··· Input

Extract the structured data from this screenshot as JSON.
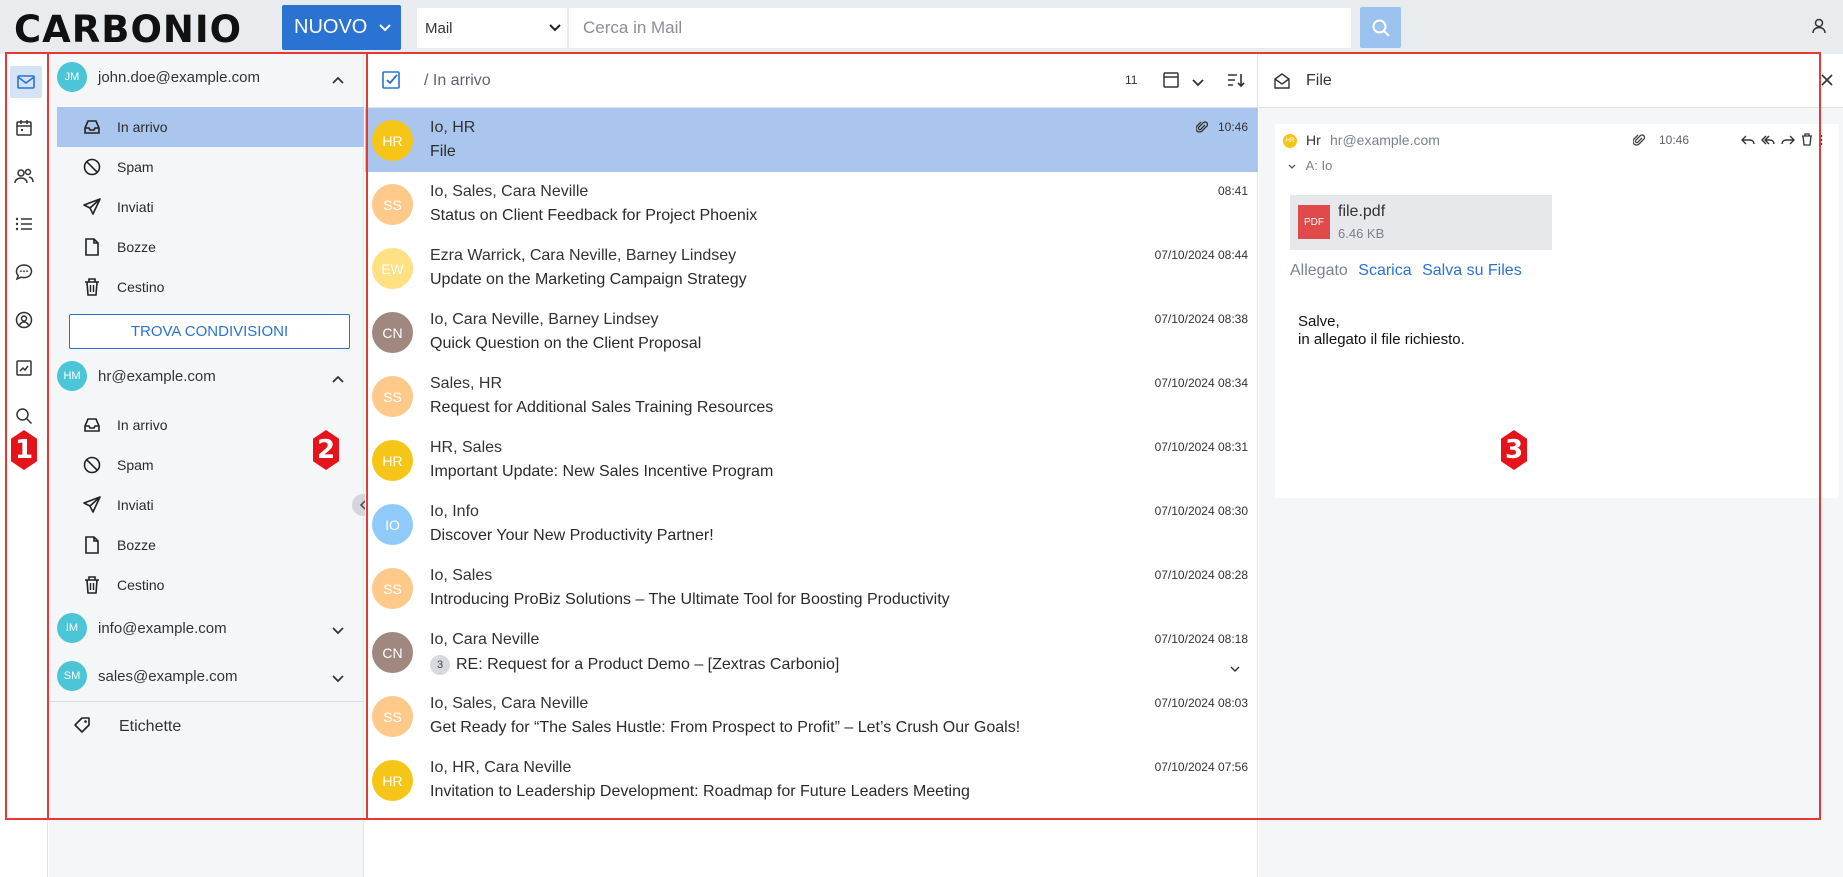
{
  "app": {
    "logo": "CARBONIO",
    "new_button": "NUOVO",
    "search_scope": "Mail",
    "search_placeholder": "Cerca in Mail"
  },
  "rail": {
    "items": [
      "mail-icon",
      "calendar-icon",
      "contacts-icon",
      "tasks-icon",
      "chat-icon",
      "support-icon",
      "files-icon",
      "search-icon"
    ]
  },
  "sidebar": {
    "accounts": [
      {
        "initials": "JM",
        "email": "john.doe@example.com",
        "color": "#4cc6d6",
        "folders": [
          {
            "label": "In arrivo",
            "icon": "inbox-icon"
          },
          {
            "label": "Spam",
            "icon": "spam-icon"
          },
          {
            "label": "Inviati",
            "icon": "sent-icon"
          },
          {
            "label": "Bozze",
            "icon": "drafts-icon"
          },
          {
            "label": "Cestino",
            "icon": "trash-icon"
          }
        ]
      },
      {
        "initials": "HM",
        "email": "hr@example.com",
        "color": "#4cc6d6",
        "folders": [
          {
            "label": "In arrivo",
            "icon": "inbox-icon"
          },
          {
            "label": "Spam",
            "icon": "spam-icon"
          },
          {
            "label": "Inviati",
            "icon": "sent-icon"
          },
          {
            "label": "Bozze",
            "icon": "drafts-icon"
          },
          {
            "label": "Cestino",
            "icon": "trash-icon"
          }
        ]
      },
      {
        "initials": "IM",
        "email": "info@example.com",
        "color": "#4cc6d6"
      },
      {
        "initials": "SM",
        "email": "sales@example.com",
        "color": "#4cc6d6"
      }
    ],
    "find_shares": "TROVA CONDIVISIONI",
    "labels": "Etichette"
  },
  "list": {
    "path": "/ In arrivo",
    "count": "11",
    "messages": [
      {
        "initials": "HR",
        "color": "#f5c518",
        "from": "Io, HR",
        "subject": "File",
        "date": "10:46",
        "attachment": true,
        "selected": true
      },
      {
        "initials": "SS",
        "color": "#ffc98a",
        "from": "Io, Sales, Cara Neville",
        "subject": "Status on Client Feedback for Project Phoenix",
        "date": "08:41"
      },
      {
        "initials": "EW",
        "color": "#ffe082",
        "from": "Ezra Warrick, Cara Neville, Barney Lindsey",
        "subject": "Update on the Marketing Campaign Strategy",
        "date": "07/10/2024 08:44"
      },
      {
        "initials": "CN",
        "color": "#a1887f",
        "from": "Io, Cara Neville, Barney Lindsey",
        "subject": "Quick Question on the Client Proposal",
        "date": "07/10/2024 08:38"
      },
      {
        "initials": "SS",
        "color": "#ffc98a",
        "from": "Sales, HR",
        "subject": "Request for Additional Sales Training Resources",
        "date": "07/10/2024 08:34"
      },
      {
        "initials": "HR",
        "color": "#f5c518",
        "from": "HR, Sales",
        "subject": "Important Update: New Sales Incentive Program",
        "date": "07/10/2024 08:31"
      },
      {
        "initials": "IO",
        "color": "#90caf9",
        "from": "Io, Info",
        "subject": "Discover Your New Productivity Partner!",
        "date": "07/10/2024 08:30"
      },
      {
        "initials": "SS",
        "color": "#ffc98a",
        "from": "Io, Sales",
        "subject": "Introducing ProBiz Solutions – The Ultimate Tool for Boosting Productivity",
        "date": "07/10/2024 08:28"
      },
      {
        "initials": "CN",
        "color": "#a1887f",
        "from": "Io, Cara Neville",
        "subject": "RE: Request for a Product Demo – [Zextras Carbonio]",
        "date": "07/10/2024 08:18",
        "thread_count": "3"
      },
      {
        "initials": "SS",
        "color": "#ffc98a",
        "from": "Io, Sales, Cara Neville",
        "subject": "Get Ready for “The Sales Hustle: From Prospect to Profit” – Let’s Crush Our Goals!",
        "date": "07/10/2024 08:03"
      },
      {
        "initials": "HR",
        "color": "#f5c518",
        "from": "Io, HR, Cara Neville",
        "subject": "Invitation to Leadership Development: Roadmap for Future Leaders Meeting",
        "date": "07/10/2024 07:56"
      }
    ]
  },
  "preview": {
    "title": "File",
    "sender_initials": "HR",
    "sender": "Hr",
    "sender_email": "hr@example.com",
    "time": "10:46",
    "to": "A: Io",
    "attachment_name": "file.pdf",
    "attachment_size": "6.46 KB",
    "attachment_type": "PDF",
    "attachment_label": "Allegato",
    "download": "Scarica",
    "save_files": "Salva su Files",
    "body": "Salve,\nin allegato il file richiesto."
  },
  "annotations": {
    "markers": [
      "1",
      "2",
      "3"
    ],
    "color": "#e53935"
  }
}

······

Brief: Copy the records exactly as they appear, excluding images.

Correct result:
Extract the structured data from this screenshot as JSON.
{
  "app": {
    "logo": "CARBONIO",
    "new_button": "NUOVO",
    "search_scope": "Mail",
    "search_placeholder": "Cerca in Mail"
  },
  "rail": {
    "items": [
      "mail-icon",
      "calendar-icon",
      "contacts-icon",
      "tasks-icon",
      "chat-icon",
      "support-icon",
      "files-icon",
      "search-icon"
    ]
  },
  "sidebar": {
    "accounts": [
      {
        "initials": "JM",
        "email": "john.doe@example.com",
        "color": "#4cc6d6",
        "folders": [
          {
            "label": "In arrivo",
            "icon": "inbox-icon"
          },
          {
            "label": "Spam",
            "icon": "spam-icon"
          },
          {
            "label": "Inviati",
            "icon": "sent-icon"
          },
          {
            "label": "Bozze",
            "icon": "drafts-icon"
          },
          {
            "label": "Cestino",
            "icon": "trash-icon"
          }
        ]
      },
      {
        "initials": "HM",
        "email": "hr@example.com",
        "color": "#4cc6d6",
        "folders": [
          {
            "label": "In arrivo",
            "icon": "inbox-icon"
          },
          {
            "label": "Spam",
            "icon": "spam-icon"
          },
          {
            "label": "Inviati",
            "icon": "sent-icon"
          },
          {
            "label": "Bozze",
            "icon": "drafts-icon"
          },
          {
            "label": "Cestino",
            "icon": "trash-icon"
          }
        ]
      },
      {
        "initials": "IM",
        "email": "info@example.com",
        "color": "#4cc6d6"
      },
      {
        "initials": "SM",
        "email": "sales@example.com",
        "color": "#4cc6d6"
      }
    ],
    "find_shares": "TROVA CONDIVISIONI",
    "labels": "Etichette"
  },
  "list": {
    "path": "/ In arrivo",
    "count": "11",
    "messages": [
      {
        "initials": "HR",
        "color": "#f5c518",
        "from": "Io, HR",
        "subject": "File",
        "date": "10:46",
        "attachment": true,
        "selected": true
      },
      {
        "initials": "SS",
        "color": "#ffc98a",
        "from": "Io, Sales, Cara Neville",
        "subject": "Status on Client Feedback for Project Phoenix",
        "date": "08:41"
      },
      {
        "initials": "EW",
        "color": "#ffe082",
        "from": "Ezra Warrick, Cara Neville, Barney Lindsey",
        "subject": "Update on the Marketing Campaign Strategy",
        "date": "07/10/2024 08:44"
      },
      {
        "initials": "CN",
        "color": "#a1887f",
        "from": "Io, Cara Neville, Barney Lindsey",
        "subject": "Quick Question on the Client Proposal",
        "date": "07/10/2024 08:38"
      },
      {
        "initials": "SS",
        "color": "#ffc98a",
        "from": "Sales, HR",
        "subject": "Request for Additional Sales Training Resources",
        "date": "07/10/2024 08:34"
      },
      {
        "initials": "HR",
        "color": "#f5c518",
        "from": "HR, Sales",
        "subject": "Important Update: New Sales Incentive Program",
        "date": "07/10/2024 08:31"
      },
      {
        "initials": "IO",
        "color": "#90caf9",
        "from": "Io, Info",
        "subject": "Discover Your New Productivity Partner!",
        "date": "07/10/2024 08:30"
      },
      {
        "initials": "SS",
        "color": "#ffc98a",
        "from": "Io, Sales",
        "subject": "Introducing ProBiz Solutions – The Ultimate Tool for Boosting Productivity",
        "date": "07/10/2024 08:28"
      },
      {
        "initials": "CN",
        "color": "#a1887f",
        "from": "Io, Cara Neville",
        "subject": "RE: Request for a Product Demo – [Zextras Carbonio]",
        "date": "07/10/2024 08:18",
        "thread_count": "3"
      },
      {
        "initials": "SS",
        "color": "#ffc98a",
        "from": "Io, Sales, Cara Neville",
        "subject": "Get Ready for “The Sales Hustle: From Prospect to Profit” – Let’s Crush Our Goals!",
        "date": "07/10/2024 08:03"
      },
      {
        "initials": "HR",
        "color": "#f5c518",
        "from": "Io, HR, Cara Neville",
        "subject": "Invitation to Leadership Development: Roadmap for Future Leaders Meeting",
        "date": "07/10/2024 07:56"
      }
    ]
  },
  "preview": {
    "title": "File",
    "sender_initials": "HR",
    "sender": "Hr",
    "sender_email": "hr@example.com",
    "time": "10:46",
    "to": "A: Io",
    "attachment_name": "file.pdf",
    "attachment_size": "6.46 KB",
    "attachment_type": "PDF",
    "attachment_label": "Allegato",
    "download": "Scarica",
    "save_files": "Salva su Files",
    "body": "Salve,\nin allegato il file richiesto."
  },
  "annotations": {
    "markers": [
      "1",
      "2",
      "3"
    ],
    "color": "#e53935"
  }
}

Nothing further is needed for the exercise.